### Set problem
In the listing below, count each line containing "但在一段时间后" and answer with the count only.

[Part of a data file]
------------------------------------------------------------
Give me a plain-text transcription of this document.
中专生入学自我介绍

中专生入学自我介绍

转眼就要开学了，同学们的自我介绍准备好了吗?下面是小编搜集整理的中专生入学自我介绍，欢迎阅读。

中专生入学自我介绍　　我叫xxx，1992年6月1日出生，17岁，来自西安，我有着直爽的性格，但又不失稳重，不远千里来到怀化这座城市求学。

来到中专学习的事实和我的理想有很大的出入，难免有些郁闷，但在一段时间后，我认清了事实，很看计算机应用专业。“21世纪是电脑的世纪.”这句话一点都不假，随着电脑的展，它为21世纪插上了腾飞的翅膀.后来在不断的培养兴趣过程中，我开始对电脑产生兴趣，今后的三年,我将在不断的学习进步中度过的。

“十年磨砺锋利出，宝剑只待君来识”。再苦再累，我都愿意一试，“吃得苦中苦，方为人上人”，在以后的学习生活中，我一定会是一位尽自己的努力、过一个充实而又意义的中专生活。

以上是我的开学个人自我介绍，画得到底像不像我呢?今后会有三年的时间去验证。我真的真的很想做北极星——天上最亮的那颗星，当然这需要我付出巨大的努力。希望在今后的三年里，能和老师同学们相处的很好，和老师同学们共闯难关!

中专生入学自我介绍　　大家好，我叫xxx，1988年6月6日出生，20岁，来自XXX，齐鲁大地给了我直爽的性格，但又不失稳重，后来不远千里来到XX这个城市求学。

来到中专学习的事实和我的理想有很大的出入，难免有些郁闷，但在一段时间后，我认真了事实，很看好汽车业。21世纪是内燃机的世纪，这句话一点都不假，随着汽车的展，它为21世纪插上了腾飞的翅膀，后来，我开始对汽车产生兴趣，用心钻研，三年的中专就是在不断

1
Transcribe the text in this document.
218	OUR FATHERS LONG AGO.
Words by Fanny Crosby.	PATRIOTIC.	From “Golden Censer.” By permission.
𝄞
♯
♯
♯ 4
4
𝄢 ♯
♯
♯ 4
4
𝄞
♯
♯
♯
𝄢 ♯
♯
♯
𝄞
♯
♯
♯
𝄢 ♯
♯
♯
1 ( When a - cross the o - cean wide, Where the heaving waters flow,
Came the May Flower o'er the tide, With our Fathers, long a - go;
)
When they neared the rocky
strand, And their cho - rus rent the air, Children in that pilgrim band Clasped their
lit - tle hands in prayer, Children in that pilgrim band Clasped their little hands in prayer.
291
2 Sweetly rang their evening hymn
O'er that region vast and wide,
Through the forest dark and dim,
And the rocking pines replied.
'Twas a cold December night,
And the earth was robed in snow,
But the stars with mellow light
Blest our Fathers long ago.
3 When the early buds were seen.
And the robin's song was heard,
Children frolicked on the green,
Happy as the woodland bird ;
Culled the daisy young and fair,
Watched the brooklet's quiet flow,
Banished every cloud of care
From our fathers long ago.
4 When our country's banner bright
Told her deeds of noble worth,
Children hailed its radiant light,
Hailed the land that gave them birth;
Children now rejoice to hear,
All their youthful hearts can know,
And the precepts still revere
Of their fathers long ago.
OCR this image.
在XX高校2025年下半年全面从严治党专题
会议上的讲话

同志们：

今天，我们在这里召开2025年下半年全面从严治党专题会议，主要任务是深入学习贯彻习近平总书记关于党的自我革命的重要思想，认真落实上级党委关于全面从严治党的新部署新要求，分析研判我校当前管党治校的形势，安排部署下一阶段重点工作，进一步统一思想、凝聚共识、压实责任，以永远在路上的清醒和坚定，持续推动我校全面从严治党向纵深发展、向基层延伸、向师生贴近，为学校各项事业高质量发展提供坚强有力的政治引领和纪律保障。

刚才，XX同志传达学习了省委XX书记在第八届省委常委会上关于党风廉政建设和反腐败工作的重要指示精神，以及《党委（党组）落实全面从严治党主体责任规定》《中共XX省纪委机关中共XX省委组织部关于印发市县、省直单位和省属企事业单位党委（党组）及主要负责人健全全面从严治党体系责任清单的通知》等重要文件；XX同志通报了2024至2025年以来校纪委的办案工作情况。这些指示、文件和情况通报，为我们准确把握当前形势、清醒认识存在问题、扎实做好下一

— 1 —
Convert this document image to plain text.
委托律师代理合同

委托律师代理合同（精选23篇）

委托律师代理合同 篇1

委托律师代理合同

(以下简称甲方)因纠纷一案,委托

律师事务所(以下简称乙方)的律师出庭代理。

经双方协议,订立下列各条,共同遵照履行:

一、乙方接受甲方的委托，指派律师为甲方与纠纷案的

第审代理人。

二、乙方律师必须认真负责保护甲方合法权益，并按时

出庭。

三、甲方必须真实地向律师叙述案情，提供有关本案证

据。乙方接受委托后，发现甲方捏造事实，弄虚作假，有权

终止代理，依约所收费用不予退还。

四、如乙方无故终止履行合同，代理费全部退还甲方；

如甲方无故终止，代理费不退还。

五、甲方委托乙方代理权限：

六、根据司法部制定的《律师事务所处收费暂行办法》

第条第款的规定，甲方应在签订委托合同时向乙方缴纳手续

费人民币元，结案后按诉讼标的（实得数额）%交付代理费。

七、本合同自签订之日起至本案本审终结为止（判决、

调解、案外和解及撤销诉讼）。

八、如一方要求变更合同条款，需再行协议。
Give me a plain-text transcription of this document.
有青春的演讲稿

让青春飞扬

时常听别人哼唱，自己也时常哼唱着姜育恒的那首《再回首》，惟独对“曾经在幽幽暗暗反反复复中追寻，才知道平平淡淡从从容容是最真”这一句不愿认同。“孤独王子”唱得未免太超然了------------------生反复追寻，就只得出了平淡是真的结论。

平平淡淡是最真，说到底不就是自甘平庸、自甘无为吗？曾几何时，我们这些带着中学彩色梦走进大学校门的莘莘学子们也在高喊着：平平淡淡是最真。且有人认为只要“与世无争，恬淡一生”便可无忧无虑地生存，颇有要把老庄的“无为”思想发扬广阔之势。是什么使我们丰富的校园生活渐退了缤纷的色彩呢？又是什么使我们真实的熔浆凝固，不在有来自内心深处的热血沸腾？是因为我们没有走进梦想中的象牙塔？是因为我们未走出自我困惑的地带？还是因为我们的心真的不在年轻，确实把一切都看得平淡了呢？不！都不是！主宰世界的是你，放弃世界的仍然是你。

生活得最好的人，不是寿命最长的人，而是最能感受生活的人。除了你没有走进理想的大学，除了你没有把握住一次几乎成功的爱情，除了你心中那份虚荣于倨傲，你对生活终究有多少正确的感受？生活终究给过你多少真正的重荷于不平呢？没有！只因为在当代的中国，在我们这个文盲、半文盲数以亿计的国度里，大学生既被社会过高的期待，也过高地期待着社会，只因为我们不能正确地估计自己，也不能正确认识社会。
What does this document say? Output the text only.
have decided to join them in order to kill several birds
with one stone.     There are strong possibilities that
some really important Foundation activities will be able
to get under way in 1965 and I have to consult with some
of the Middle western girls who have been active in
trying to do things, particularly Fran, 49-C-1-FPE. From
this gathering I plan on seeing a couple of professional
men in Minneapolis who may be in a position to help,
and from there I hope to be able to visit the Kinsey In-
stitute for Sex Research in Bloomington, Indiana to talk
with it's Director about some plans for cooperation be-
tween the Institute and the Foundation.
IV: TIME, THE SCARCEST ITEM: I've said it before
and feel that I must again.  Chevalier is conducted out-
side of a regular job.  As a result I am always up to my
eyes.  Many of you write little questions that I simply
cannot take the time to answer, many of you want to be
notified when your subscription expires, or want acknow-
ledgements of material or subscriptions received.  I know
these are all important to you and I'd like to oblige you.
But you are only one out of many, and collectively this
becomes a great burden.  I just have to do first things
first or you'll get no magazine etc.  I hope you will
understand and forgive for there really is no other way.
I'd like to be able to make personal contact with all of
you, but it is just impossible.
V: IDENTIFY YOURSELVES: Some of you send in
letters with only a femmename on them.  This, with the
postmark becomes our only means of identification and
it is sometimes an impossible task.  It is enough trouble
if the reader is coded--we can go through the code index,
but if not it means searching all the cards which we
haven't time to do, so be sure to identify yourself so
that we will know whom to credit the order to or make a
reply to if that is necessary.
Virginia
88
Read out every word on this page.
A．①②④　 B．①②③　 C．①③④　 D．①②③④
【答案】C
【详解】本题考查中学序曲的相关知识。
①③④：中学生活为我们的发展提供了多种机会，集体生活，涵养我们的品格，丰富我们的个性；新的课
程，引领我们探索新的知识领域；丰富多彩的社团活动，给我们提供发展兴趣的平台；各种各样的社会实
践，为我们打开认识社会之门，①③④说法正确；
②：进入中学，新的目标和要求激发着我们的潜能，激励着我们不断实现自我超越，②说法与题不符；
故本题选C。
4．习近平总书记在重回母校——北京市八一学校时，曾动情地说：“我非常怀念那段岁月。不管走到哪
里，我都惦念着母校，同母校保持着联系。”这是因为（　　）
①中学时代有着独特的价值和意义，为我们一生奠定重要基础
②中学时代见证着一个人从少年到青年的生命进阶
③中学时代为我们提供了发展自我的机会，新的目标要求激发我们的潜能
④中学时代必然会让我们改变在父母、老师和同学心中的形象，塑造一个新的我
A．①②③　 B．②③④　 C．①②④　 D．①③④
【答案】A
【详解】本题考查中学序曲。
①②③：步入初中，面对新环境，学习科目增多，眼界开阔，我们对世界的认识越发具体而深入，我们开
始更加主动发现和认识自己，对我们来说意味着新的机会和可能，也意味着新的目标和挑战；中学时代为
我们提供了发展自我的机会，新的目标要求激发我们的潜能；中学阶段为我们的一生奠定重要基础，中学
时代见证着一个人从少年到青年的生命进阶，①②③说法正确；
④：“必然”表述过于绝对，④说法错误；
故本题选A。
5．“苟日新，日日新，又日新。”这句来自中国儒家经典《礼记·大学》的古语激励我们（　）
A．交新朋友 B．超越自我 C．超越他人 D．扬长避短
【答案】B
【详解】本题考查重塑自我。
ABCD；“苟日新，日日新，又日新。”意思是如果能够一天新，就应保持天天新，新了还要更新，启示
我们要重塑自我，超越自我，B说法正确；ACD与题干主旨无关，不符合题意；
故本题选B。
------------------------------------------------------------
### Finished exercise
2